● **Given records**:
--- begin ---

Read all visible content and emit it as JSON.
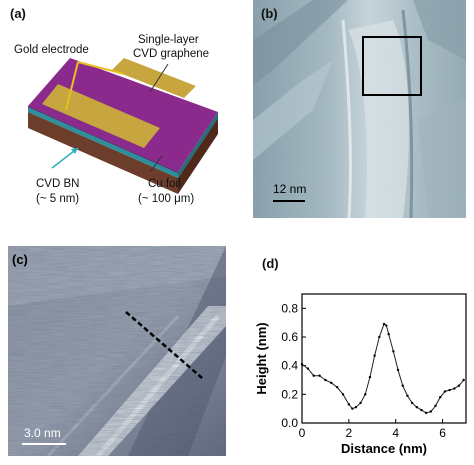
{
  "panels": {
    "a": {
      "label": "(a)",
      "annotations": {
        "gold_electrode": "Gold electrode",
        "graphene_line1": "Single-layer",
        "graphene_line2": "CVD graphene",
        "bn_line1": "CVD BN",
        "bn_line2": "(~ 5 nm)",
        "cu_line1": "Cu foil",
        "cu_line2": "(~ 100 μm)"
      },
      "colors": {
        "graphene_top": "#8a2a8c",
        "gold": "#c7a640",
        "bn_layer": "#2e8f9a",
        "cu_layer": "#6b3d2a",
        "arrow_yellow": "#e8c020"
      }
    },
    "b": {
      "label": "(b)",
      "scale_bar": "12 nm"
    },
    "c": {
      "label": "(c)",
      "scale_bar": "3.0 nm"
    },
    "d": {
      "label": "(d)"
    }
  },
  "chart_data": {
    "type": "line",
    "title": "",
    "xlabel": "Distance (nm)",
    "ylabel": "Height (nm)",
    "xlim": [
      0,
      7
    ],
    "ylim": [
      0,
      0.9
    ],
    "x_ticks": [
      "0",
      "2",
      "4",
      "6"
    ],
    "y_ticks": [
      "0.0",
      "0.2",
      "0.4",
      "0.6",
      "0.8"
    ],
    "series": [
      {
        "x": [
          0.0,
          0.25,
          0.5,
          0.75,
          1.0,
          1.25,
          1.5,
          1.75,
          2.0,
          2.15,
          2.3,
          2.5,
          2.7,
          2.9,
          3.1,
          3.3,
          3.5,
          3.6,
          3.7,
          3.9,
          4.1,
          4.3,
          4.5,
          4.7,
          4.9,
          5.1,
          5.3,
          5.5,
          5.7,
          5.9,
          6.1,
          6.3,
          6.5,
          6.7,
          6.9
        ],
        "y": [
          0.41,
          0.38,
          0.33,
          0.33,
          0.3,
          0.28,
          0.25,
          0.2,
          0.13,
          0.1,
          0.11,
          0.14,
          0.2,
          0.32,
          0.47,
          0.6,
          0.69,
          0.68,
          0.62,
          0.5,
          0.37,
          0.26,
          0.19,
          0.14,
          0.11,
          0.09,
          0.07,
          0.08,
          0.12,
          0.18,
          0.22,
          0.23,
          0.24,
          0.26,
          0.3
        ]
      }
    ],
    "grid": false
  }
}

--- end ---

● **What to produce**:
Reproduce each entry precisely. Leave the pictures out.

● **Worked answer**:
Read all visible content and emit it as JSON.
{
  "panels": {
    "a": {
      "label": "(a)",
      "annotations": {
        "gold_electrode": "Gold electrode",
        "graphene_line1": "Single-layer",
        "graphene_line2": "CVD graphene",
        "bn_line1": "CVD BN",
        "bn_line2": "(~ 5 nm)",
        "cu_line1": "Cu foil",
        "cu_line2": "(~ 100 μm)"
      },
      "colors": {
        "graphene_top": "#8a2a8c",
        "gold": "#c7a640",
        "bn_layer": "#2e8f9a",
        "cu_layer": "#6b3d2a",
        "arrow_yellow": "#e8c020"
      }
    },
    "b": {
      "label": "(b)",
      "scale_bar": "12 nm"
    },
    "c": {
      "label": "(c)",
      "scale_bar": "3.0 nm"
    },
    "d": {
      "label": "(d)"
    }
  },
  "chart_data": {
    "type": "line",
    "title": "",
    "xlabel": "Distance (nm)",
    "ylabel": "Height (nm)",
    "xlim": [
      0,
      7
    ],
    "ylim": [
      0,
      0.9
    ],
    "x_ticks": [
      "0",
      "2",
      "4",
      "6"
    ],
    "y_ticks": [
      "0.0",
      "0.2",
      "0.4",
      "0.6",
      "0.8"
    ],
    "series": [
      {
        "x": [
          0.0,
          0.25,
          0.5,
          0.75,
          1.0,
          1.25,
          1.5,
          1.75,
          2.0,
          2.15,
          2.3,
          2.5,
          2.7,
          2.9,
          3.1,
          3.3,
          3.5,
          3.6,
          3.7,
          3.9,
          4.1,
          4.3,
          4.5,
          4.7,
          4.9,
          5.1,
          5.3,
          5.5,
          5.7,
          5.9,
          6.1,
          6.3,
          6.5,
          6.7,
          6.9
        ],
        "y": [
          0.41,
          0.38,
          0.33,
          0.33,
          0.3,
          0.28,
          0.25,
          0.2,
          0.13,
          0.1,
          0.11,
          0.14,
          0.2,
          0.32,
          0.47,
          0.6,
          0.69,
          0.68,
          0.62,
          0.5,
          0.37,
          0.26,
          0.19,
          0.14,
          0.11,
          0.09,
          0.07,
          0.08,
          0.12,
          0.18,
          0.22,
          0.23,
          0.24,
          0.26,
          0.3
        ]
      }
    ],
    "grid": false
  }
}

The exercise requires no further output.